_EXERCISE OBJECTIVE_: Transcribe everything in the data word for word. Pictures are left out.
---------- DATASET CONTENT ----------
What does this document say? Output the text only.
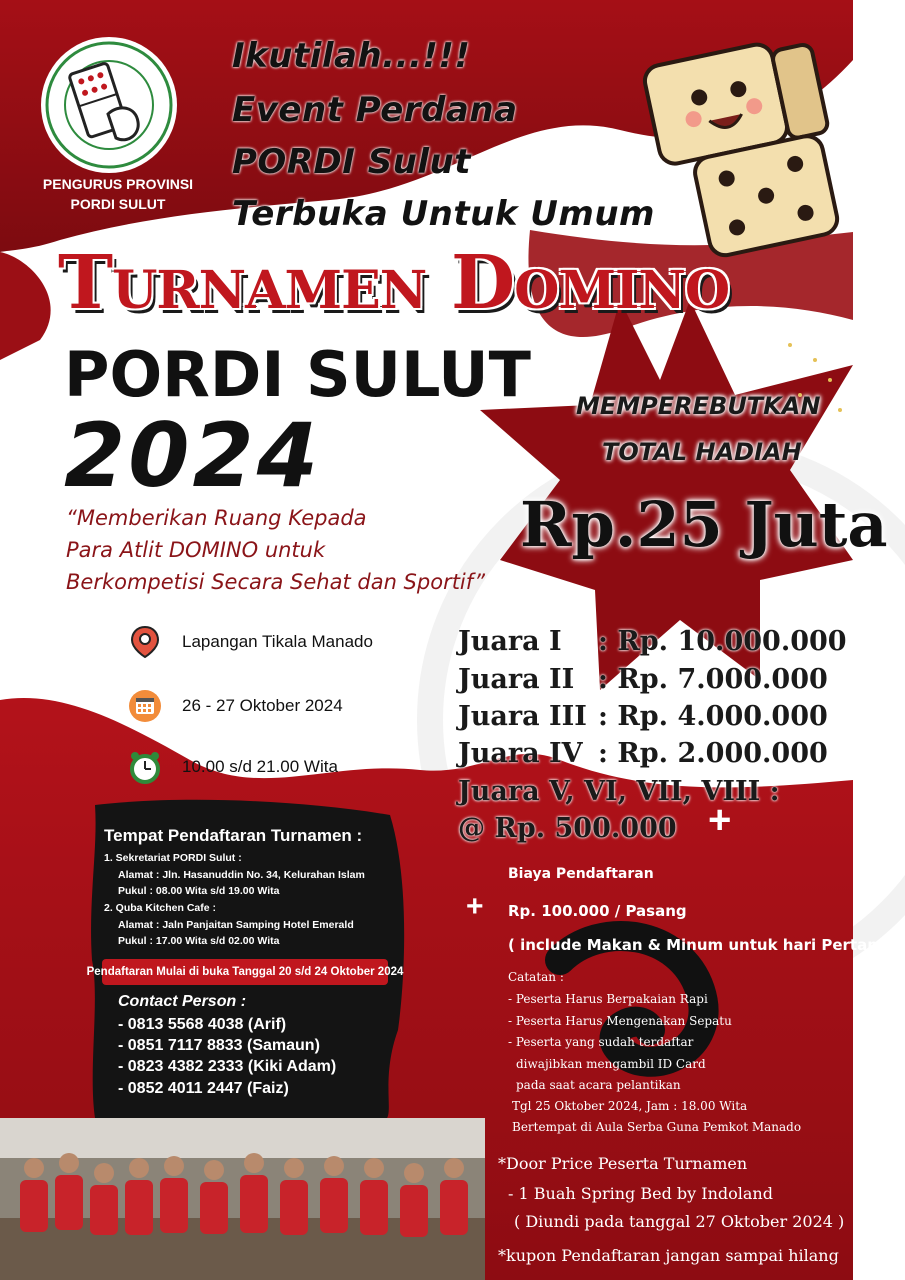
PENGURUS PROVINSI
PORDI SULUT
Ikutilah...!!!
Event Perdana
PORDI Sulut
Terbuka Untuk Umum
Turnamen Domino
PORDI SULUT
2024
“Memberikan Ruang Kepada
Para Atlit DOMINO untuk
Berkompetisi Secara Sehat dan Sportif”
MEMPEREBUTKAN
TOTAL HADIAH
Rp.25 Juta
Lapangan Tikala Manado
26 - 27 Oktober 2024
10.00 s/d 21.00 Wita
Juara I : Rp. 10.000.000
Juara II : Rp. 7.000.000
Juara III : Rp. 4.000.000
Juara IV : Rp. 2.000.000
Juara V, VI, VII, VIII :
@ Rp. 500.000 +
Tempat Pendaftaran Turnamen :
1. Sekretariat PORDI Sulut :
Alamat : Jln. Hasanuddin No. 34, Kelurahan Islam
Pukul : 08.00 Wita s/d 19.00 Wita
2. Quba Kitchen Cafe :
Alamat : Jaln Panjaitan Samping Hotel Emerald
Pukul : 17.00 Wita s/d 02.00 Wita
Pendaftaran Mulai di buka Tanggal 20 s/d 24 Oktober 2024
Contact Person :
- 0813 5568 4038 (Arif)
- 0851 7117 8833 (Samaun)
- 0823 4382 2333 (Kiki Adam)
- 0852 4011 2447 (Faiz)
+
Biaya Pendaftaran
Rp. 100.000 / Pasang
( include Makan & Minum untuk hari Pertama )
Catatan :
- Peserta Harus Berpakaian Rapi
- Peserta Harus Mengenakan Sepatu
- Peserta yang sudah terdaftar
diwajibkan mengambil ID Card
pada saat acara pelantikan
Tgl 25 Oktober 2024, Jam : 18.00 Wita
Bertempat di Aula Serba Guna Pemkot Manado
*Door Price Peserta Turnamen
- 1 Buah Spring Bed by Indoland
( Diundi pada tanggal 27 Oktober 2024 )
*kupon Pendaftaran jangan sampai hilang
----------
_EXPECTED ANSWER_:
What does this document say? Output the text only.
PENGURUS PROVINSI
PORDI SULUT
Ikutilah...!!!
Event Perdana
PORDI Sulut
Terbuka Untuk Umum
Turnamen Domino
PORDI SULUT
2024
“Memberikan Ruang Kepada
Para Atlit DOMINO untuk
Berkompetisi Secara Sehat dan Sportif”
MEMPEREBUTKAN
TOTAL HADIAH
Rp.25 Juta
Lapangan Tikala Manado
26 - 27 Oktober 2024
10.00 s/d 21.00 Wita
Juara I : Rp. 10.000.000
Juara II : Rp. 7.000.000
Juara III : Rp. 4.000.000
Juara IV : Rp. 2.000.000
Juara V, VI, VII, VIII :
@ Rp. 500.000 +
Tempat Pendaftaran Turnamen :
1. Sekretariat PORDI Sulut :
Alamat : Jln. Hasanuddin No. 34, Kelurahan Islam
Pukul : 08.00 Wita s/d 19.00 Wita
2. Quba Kitchen Cafe :
Alamat : Jaln Panjaitan Samping Hotel Emerald
Pukul : 17.00 Wita s/d 02.00 Wita
Pendaftaran Mulai di buka Tanggal 20 s/d 24 Oktober 2024
Contact Person :
- 0813 5568 4038 (Arif)
- 0851 7117 8833 (Samaun)
- 0823 4382 2333 (Kiki Adam)
- 0852 4011 2447 (Faiz)
+
Biaya Pendaftaran
Rp. 100.000 / Pasang
( include Makan & Minum untuk hari Pertama )
Catatan :
- Peserta Harus Berpakaian Rapi
- Peserta Harus Mengenakan Sepatu
- Peserta yang sudah terdaftar
diwajibkan mengambil ID Card
pada saat acara pelantikan
Tgl 25 Oktober 2024, Jam : 18.00 Wita
Bertempat di Aula Serba Guna Pemkot Manado
*Door Price Peserta Turnamen
- 1 Buah Spring Bed by Indoland
( Diundi pada tanggal 27 Oktober 2024 )
*kupon Pendaftaran jangan sampai hilang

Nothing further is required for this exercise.